AUFGABE A: Nenne alle negativen Aspekte der LSB, die der Textauszug in Klammern als Beispiele aufführt.

Ebenfalls wäre es unzureichend, die LSB ohne die Berücksichtigung der Schüler:innen-Schüler:innen-Beziehung (SSB) zu betrachten, da auch hier vermutlich von einer Wechselwirkung ausgegangen werden kann. Denn es ist anzunehmen, dass sich die Emotionen, welche von den Schüler:innen in der LSB erlebt werden, auf die Wahrnehmung und die emotionalen Erfahrungen der SSBen im Klassenkontext auswirken – und vice versa. So legt zumindest eine aktuelle Meta-Analyse nahe, dass die Qualität der LSB Einfluss auf die Peer-Beziehungen im Klassenkontext hat (Endedijk et al. 2022). Die Ergebnisse zeigen, dass vor allem negative Aspekte der LSB (z. B. Konflikte, korrigierendes Lehrerfeedback, Bestrafungen) die Beziehungen zu Gleichaltrigen beeinflussen. Darüber hinaus vermittelt die Qualität der LSB teilweise den Zusammenhang zwischen Schüler:innenverhalten und Peer-Beziehungen: So kann sich die Vermeidung oder Verringerung von negativen Aspekten der Lehrkraft in ihren Beziehungen zu verhaltensauffälligen Schüler:innen beispielsweise positiv auf die Beziehungen zu Gleichaltrigen in der Klasse auswirken.

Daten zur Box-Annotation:
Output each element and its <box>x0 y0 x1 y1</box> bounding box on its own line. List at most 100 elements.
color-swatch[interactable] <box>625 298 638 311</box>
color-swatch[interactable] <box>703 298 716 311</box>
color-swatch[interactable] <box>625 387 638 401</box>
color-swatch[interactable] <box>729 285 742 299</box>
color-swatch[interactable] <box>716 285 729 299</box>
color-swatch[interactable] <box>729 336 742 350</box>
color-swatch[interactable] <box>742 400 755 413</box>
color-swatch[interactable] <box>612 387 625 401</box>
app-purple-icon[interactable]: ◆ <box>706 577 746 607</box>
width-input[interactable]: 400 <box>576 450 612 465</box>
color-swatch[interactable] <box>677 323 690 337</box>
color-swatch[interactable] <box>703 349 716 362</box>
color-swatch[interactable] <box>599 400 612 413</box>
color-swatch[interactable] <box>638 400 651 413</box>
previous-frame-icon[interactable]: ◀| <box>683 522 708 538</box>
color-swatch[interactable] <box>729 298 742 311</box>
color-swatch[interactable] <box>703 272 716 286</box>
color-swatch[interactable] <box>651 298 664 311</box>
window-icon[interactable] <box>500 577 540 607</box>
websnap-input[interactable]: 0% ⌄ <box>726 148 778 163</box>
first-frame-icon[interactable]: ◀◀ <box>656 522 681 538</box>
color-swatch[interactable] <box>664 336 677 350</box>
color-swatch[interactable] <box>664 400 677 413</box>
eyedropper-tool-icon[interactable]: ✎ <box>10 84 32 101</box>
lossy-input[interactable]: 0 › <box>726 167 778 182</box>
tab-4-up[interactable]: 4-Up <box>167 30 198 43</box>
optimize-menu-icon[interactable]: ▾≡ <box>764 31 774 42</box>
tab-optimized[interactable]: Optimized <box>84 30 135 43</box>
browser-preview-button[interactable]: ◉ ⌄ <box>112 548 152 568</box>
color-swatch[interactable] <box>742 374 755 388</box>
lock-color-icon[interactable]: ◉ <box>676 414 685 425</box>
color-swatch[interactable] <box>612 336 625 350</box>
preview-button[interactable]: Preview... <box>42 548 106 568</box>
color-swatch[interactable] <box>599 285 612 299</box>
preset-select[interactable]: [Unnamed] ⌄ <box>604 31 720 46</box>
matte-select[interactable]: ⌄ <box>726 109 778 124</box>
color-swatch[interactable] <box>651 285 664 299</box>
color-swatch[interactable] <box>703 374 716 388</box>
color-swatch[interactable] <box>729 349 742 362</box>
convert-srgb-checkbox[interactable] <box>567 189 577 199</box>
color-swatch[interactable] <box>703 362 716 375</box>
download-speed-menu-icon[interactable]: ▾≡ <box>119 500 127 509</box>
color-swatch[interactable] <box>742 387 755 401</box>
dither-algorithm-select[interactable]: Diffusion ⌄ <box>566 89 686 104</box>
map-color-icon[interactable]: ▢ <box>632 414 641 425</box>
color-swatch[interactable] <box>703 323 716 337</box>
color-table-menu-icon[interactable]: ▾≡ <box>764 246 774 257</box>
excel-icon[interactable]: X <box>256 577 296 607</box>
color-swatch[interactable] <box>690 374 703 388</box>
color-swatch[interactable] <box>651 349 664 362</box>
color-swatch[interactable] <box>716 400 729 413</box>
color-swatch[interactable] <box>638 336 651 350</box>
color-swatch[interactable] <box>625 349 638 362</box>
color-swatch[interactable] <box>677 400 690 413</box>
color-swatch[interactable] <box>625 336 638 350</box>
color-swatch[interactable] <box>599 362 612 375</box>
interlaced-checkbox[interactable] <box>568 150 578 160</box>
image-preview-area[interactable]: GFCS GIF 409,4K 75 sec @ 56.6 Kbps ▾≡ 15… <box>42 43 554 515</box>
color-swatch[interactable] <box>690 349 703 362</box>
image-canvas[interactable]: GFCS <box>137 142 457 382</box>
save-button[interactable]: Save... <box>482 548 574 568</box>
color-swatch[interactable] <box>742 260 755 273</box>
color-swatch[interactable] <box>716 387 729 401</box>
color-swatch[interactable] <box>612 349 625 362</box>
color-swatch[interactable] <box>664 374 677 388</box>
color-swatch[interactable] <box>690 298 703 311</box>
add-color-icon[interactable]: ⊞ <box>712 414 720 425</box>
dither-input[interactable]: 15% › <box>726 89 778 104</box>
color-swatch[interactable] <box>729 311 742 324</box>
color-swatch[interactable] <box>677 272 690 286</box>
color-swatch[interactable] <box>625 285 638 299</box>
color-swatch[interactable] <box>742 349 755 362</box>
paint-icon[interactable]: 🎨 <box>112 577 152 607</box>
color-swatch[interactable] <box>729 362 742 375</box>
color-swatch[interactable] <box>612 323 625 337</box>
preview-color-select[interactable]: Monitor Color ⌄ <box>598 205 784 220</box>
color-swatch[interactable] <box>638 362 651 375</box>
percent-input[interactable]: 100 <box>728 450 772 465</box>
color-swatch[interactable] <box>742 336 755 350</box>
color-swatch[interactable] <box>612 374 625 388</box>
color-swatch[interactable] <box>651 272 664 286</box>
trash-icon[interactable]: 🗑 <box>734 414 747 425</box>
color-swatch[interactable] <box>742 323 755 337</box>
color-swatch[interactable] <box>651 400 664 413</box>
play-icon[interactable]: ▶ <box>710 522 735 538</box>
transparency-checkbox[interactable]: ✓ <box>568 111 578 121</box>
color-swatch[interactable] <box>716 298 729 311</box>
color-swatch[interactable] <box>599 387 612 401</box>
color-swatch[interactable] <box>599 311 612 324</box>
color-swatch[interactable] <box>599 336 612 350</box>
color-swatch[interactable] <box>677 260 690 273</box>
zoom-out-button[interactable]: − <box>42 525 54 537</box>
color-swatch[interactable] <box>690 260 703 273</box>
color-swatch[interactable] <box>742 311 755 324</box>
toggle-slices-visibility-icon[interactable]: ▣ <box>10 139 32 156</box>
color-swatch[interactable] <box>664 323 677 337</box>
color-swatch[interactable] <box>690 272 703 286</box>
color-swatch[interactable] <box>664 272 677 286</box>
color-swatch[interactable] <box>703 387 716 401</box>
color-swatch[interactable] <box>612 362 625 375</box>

AUFGABE B: Gib die Zeilen der Datensätze vom Anfang bis einschließlich der Zeile mit „color-swatch[interactable] <box>742 400“ unverändert aus.

RICHTIGES ERGEBNIS A: Konflikte, korrigierendes Lehrerfeedback, Bestrafungen

RICHTIGES ERGEBNIS B:
Output each element and its <box>x0 y0 x1 y1</box> bounding box on its own line. List at most 100 elements.
color-swatch[interactable] <box>625 298 638 311</box>
color-swatch[interactable] <box>703 298 716 311</box>
color-swatch[interactable] <box>625 387 638 401</box>
color-swatch[interactable] <box>729 285 742 299</box>
color-swatch[interactable] <box>716 285 729 299</box>
color-swatch[interactable] <box>729 336 742 350</box>
color-swatch[interactable] <box>742 400 755 413</box>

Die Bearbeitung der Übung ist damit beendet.